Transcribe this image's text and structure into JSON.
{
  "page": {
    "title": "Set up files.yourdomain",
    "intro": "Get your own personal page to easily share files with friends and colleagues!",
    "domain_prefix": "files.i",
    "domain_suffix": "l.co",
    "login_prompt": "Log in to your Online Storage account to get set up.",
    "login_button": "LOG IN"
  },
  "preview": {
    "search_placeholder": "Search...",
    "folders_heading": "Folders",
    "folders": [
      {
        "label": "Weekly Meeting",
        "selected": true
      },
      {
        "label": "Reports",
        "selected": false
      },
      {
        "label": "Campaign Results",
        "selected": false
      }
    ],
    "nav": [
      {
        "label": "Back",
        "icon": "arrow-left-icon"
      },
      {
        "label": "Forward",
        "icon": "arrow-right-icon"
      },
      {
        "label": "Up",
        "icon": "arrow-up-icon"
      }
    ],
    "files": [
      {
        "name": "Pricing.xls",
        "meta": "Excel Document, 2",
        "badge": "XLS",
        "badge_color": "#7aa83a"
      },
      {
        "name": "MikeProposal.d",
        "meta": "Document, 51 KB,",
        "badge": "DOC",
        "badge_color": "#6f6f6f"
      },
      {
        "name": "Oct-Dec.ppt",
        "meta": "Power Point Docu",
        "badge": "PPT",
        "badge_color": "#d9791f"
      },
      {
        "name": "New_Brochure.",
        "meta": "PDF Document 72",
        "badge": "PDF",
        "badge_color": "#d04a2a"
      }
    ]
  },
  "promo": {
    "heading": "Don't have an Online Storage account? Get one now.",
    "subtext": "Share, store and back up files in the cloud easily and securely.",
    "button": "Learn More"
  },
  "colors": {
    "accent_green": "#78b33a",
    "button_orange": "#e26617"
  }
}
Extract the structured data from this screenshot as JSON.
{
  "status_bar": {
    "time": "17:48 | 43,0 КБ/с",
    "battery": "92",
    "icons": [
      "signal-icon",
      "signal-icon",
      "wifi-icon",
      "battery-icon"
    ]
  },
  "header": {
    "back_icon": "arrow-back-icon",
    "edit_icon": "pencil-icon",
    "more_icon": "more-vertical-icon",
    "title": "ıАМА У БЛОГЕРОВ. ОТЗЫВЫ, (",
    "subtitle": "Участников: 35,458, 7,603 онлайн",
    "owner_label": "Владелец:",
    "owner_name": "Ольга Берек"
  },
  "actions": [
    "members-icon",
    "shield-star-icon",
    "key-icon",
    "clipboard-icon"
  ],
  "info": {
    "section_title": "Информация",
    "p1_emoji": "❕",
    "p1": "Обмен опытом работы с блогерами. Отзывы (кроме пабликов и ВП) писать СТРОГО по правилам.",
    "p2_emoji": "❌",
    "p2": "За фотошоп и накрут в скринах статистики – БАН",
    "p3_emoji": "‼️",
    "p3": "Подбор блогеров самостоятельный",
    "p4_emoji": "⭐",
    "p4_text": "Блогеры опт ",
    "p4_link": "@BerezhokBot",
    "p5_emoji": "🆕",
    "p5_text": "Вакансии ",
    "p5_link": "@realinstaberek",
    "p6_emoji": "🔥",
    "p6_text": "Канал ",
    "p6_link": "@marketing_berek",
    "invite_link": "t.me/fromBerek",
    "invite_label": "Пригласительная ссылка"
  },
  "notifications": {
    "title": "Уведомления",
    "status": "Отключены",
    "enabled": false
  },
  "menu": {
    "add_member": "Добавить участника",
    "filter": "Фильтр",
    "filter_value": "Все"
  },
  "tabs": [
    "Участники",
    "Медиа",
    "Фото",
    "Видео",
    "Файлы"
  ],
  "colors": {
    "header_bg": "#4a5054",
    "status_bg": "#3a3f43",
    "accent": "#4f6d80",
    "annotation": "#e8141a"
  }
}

====

Given task:
Collect the lines of the records that include the string "meta".

Answer to the problem:
        "meta": "Excel Document, 2",
        "meta": "Document, 51 KB,",
        "meta": "Power Point Docu",
        "meta": "PDF Document 72",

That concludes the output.